RECORDS FOR PROCESSING »
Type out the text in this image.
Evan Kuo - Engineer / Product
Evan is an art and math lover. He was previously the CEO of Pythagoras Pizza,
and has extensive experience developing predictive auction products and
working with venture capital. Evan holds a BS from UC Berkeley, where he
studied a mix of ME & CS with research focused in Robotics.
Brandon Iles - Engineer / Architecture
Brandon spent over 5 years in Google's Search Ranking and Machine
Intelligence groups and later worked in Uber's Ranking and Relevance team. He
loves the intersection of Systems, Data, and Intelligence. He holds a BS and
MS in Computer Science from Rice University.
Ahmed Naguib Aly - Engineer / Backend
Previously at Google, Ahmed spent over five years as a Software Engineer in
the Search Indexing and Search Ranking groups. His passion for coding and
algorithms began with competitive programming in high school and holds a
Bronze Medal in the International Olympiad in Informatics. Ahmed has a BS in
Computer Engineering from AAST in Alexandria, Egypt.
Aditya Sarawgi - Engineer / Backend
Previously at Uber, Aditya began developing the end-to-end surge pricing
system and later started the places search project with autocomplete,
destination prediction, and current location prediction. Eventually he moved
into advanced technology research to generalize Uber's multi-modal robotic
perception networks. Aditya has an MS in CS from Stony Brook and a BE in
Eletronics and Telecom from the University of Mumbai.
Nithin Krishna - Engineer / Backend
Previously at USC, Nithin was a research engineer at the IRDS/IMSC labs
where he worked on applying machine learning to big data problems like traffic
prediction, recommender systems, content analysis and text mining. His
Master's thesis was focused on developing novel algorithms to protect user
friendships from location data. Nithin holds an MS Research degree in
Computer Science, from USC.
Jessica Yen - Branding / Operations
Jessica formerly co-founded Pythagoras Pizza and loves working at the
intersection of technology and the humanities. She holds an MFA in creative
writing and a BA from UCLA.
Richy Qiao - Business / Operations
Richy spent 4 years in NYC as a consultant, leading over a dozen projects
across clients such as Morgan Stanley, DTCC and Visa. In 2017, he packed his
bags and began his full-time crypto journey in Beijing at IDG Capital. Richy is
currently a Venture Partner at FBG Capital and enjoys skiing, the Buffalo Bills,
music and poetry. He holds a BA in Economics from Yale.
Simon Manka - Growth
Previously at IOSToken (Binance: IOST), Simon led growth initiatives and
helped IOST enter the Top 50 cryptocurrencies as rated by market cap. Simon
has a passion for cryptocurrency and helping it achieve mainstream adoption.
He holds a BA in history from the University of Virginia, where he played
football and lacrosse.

GIVEN EXERCISE »
Of all the lines in the data above, state how many include "working". Say only the number.

EXERCISE RESULT »
2